**REQUEST**
Work out how many lines have "était" in them. Give only that number.

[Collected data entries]
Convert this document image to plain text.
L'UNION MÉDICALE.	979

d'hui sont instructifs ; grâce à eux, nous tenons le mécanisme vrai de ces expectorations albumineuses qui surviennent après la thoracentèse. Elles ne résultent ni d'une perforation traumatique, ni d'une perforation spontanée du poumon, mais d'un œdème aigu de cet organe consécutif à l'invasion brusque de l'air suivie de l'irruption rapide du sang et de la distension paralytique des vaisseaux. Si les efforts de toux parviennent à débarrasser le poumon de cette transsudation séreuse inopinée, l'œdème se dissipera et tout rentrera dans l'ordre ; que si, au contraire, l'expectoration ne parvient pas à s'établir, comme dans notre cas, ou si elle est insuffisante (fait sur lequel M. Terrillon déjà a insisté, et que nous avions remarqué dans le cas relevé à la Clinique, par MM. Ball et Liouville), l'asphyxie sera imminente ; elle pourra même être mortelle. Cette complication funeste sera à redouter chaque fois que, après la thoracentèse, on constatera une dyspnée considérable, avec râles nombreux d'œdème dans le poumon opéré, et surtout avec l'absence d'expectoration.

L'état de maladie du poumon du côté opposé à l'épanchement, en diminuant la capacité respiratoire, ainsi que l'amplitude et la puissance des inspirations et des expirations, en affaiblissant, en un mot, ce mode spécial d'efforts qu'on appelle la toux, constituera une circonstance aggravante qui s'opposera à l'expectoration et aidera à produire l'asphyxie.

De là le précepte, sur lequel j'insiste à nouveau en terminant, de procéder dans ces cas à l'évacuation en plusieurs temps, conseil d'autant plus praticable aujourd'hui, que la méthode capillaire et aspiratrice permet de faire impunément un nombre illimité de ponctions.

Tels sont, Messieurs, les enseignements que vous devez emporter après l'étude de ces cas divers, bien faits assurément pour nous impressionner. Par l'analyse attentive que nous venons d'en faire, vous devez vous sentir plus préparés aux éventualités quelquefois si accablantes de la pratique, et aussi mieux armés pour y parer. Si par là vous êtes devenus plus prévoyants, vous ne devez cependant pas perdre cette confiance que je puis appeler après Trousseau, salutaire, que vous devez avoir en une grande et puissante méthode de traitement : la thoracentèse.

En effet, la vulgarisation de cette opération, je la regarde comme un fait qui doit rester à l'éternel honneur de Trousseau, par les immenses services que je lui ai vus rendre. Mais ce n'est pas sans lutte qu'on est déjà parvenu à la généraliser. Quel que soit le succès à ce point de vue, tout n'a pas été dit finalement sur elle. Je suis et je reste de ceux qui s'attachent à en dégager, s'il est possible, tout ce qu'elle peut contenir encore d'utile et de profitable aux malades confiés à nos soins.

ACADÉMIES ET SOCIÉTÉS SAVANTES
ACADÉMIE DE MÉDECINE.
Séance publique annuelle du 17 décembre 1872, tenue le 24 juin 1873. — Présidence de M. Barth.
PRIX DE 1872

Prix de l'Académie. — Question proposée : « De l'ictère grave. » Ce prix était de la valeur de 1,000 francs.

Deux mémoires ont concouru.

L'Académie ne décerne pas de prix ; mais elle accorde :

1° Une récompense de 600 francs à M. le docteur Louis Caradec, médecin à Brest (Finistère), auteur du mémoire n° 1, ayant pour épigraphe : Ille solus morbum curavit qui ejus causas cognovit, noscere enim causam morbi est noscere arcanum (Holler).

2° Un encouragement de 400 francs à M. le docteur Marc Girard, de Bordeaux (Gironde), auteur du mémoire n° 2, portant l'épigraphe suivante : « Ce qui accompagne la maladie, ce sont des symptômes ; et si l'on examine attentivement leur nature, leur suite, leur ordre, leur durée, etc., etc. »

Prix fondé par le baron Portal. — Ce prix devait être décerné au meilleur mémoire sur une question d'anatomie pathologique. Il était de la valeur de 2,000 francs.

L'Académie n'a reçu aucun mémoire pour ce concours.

**THE RESULT**
2